__Written instruction 1__
Lay out the records, from the start through the line that contains "- cell-location: 염동초등학교: [137, 947, 284, 990]", as a Markdown table with the columns Row and Line. Skip blank lines.

# START OF Supplied text

Bogart plays a fishing boat skipper-for-hire on the island of Martinique, who normally rents his boat out to wealthy sportsmen. He reluctantly becomes involved with the Nazis, the French Resistance — and with a stranded and very persistent young Lauren Bacall.

This enormously enjoyable film was Bacall's first. She and Bogie made a total of four films together.

To Have and Have Not has been the sixty-fifth most widely attended film at the Stanford Theatre — 19,261 tickets since 1989.
first played at the Stanford Theatre Feb 11, 1945; last played Sep 2017


June 8 – 9: closed

June 10 – 14:
Key Largo (1948) (3:30), 7:30
d John Huston. w Richard Brooks & John Huston. ph Karl Freund. m Max Steiner. Warner Bros. 101 min.

Humphrey Bogart, Edward G. Robinson, Lauren Bacall, Lionel Barrymore, Claire Trevor, Thomas Gomez, Harry Lewis, John Rodney, Marc Lawrence, Dan Seymour, Monte Blue, William Haade, Jay Silverheels, Rodric Redwing.

Robinson, a notorious racketeer, has taken over a Florida hotel owned by Lionel Barrymore and his widowed daughter-in-law, Lauren Bacall. Ex-army major Bogart arrives and minds his own business — at first.

"A suspenseful and entertaining minor classic." Baseline Movie Guide

first played at the Stanford Theatre Aug 29, 1948; last played Oct 2024

Dark Passage (1947) 5:30, 9:30
w/d Delmer Daves. ph Sid Hickox. m Franz Waxman. Warner Bros. 106 min.

Humphrey Bogart, Lauren Bacall, Bruce Bennett, Agnes Moorehead, Tom D'Andrea, Clifton Young, Douglas Kennedy, Rory Mallinson, Houseley Stevenson.

A man wrongly convicted of killing his wife escapes from San Quentin and is befriended by a mysterious woman.

The first part of the story is shot entirely from Bogart's point of view, and the audience doesn't see his face until halfway through the picture.

first played at the Stanford Theatre October 12, 1947; last played Feb 2019


June 15 – 16: closed

June 17 – 21:
"Personally, I prefer classical music."
Some Like It Hot (1959) (3:20), 7:30
d Billy Wilder. w Billy Wilder, I. A. L. Diamond. ph Charles Lang, Jr. m Adolph Deutsch. United Artists / Mirisch. 122 min.

Jack Lemmon (Jerry/Daphne), Tony Curtis (Joe/Josephine), Marilyn Monroe (Sugar Kane Kowalczyk), Joe E. Brown (Osgood Fielding III), George Raft (Spats Colombo), Pat O'Brien (Mulligan), Nehemiah Persoff (Little Bonaparte), George E. Stone (Toothpick Charlie), Joan Shawlee (Sweet Sue), Billy Gray (Sig Poliakoff), Dave Barry (Bienstock).

During the Roaring Twenties, two musicians (Jack Lemmon and Tony Curtis) witness a gangland murder and are forced to hide out by joining an all-girl jazz orchestra.

This picture is widely regarded as one of the best comedies ever made. Marilyn Monroe sings I Wanna Be Loved By You, and Tony Curtis does a marvelous impersonation of Cary Grant; but Jack Lemmon's performance tops them all — Pauline Kael calls him "demoniacally funny".

# END OF Supplied text
# START OF Given records

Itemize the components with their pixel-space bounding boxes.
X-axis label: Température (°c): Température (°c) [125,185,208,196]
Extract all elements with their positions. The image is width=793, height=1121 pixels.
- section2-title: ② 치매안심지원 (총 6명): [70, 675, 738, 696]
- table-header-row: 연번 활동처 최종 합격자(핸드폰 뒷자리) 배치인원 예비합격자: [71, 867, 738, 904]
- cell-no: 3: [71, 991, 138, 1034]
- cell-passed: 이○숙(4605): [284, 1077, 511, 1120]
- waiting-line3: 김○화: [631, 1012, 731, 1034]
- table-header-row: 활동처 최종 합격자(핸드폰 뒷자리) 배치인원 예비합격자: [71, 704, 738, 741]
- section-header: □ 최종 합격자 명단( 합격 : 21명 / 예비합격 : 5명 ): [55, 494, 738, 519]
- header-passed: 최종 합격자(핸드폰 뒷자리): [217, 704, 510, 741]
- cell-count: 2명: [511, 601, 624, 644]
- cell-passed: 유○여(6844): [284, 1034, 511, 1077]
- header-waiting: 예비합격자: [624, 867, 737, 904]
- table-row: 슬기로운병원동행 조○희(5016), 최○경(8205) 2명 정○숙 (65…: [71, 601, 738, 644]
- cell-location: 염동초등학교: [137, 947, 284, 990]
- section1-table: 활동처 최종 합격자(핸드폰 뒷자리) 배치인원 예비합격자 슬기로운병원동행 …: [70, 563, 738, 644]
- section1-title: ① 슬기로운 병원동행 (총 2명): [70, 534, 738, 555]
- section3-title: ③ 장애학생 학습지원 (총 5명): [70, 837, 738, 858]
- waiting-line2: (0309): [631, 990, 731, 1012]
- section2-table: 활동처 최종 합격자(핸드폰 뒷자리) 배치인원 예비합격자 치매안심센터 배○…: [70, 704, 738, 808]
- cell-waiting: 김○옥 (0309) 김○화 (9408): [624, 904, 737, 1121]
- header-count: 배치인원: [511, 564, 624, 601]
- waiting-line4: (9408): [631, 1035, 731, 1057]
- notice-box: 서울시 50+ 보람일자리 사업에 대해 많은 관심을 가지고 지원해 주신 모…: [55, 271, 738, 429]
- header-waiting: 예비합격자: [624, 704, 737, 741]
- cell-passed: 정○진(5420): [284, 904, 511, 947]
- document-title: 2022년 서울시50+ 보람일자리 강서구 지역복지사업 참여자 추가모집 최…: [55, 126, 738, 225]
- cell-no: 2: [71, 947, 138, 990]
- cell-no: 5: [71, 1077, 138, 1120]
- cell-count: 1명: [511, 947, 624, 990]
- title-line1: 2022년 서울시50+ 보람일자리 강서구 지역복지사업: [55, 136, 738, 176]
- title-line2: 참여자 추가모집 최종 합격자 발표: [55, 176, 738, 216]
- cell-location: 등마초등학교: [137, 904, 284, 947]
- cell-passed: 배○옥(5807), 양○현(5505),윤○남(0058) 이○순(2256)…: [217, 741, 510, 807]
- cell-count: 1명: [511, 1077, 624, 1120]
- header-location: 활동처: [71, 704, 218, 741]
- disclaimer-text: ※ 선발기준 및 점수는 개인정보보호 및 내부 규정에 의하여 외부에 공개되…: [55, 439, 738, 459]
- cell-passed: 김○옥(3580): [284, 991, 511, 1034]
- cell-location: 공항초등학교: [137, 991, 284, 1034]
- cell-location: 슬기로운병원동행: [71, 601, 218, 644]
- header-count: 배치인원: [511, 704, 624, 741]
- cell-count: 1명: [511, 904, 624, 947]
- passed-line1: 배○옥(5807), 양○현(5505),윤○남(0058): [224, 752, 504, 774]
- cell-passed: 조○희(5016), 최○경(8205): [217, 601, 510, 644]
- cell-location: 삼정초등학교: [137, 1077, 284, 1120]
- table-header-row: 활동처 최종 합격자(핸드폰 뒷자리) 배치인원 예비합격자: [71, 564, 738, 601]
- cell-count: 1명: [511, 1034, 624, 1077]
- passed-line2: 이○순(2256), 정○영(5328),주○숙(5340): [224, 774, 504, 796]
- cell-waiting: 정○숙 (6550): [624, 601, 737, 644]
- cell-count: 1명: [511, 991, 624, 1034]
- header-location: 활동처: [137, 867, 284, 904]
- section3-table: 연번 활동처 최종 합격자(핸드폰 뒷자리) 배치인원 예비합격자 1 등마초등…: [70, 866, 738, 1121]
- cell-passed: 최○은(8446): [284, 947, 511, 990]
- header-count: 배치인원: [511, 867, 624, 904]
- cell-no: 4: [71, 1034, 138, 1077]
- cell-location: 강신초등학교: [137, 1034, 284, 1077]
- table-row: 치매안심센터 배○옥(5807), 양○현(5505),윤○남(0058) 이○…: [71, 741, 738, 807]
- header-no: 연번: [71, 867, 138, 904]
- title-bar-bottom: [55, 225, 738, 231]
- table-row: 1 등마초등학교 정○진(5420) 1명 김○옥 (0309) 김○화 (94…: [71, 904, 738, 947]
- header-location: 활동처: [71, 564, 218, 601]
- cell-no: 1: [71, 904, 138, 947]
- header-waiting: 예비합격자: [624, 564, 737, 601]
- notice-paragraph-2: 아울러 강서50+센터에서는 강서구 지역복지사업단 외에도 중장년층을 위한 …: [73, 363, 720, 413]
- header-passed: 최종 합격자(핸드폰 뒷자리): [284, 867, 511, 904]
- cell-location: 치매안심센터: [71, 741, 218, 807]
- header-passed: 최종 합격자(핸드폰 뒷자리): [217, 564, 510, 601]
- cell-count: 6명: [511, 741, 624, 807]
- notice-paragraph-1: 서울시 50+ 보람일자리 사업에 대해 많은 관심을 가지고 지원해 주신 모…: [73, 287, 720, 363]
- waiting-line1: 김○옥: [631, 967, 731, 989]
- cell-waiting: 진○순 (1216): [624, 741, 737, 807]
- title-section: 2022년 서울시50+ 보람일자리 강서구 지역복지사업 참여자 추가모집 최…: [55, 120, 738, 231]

# END OF Given records

__Written instruction 2__
Copy the stretch of the Stanford Theatre listing from "Humphrey Bogart, Edward" through "Mallinson, Houseley Stevenson." word for word.

__Complete output 1__
| Row | Line |
|---|---|
| 1 | Itemize the components with their pixel-space bounding boxes. |
| 2 | X-axis label: Température (°c): Température (°c) [125,185,208,196] |
| 3 | Extract all elements with their positions. The image is width=793, height=1121 pixels. |
| 4 | - section2-title: ② 치매안심지원 (총 6명): [70, 675, 738, 696] |
| 5 | - table-header-row: 연번 활동처 최종 합격자(핸드폰 뒷자리) 배치인원 예비합격자: [71, 867, 738, 904] |
| 6 | - cell-no: 3: [71, 991, 138, 1034] |
| 7 | - cell-passed: 이○숙(4605): [284, 1077, 511, 1120] |
| 8 | - waiting-line3: 김○화: [631, 1012, 731, 1034] |
| 9 | - table-header-row: 활동처 최종 합격자(핸드폰 뒷자리) 배치인원 예비합격자: [71, 704, 738, 741] |
| 10 | - section-header: □ 최종 합격자 명단( 합격 : 21명 / 예비합격 : 5명 ): [55, 494, 738, 519] |
| 11 | - header-passed: 최종 합격자(핸드폰 뒷자리): [217, 704, 510, 741] |
| 12 | - cell-count: 2명: [511, 601, 624, 644] |
| 13 | - cell-passed: 유○여(6844): [284, 1034, 511, 1077] |
| 14 | - header-waiting: 예비합격자: [624, 867, 737, 904] |
| 15 | - table-row: 슬기로운병원동행 조○희(5016), 최○경(8205) 2명 정○숙 (65…: [71, 601, 738, 644] |
| 16 | - cell-location: 염동초등학교: [137, 947, 284, 990] |

__Complete output 2__
Humphrey Bogart, Edward G. Robinson, Lauren Bacall, Lionel Barrymore, Claire Trevor, Thomas Gomez, Harry Lewis, John Rodney, Marc Lawrence, Dan Seymour, Monte Blue, William Haade, Jay Silverheels, Rodric Redwing.

Robinson, a notorious racketeer, has taken over a Florida hotel owned by Lionel Barrymore and his widowed daughter-in-law, Lauren Bacall. Ex-army major Bogart arrives and minds his own business — at first.

"A suspenseful and entertaining minor classic." Baseline Movie Guide

first played at the Stanford Theatre Aug 29, 1948; last played Oct 2024

Dark Passage (1947) 5:30, 9:30
w/d Delmer Daves. ph Sid Hickox. m Franz Waxman. Warner Bros. 106 min.

Humphrey Bogart, Lauren Bacall, Bruce Bennett, Agnes Moorehead, Tom D'Andrea, Clifton Young, Douglas Kennedy, Rory Mallinson, Houseley Stevenson.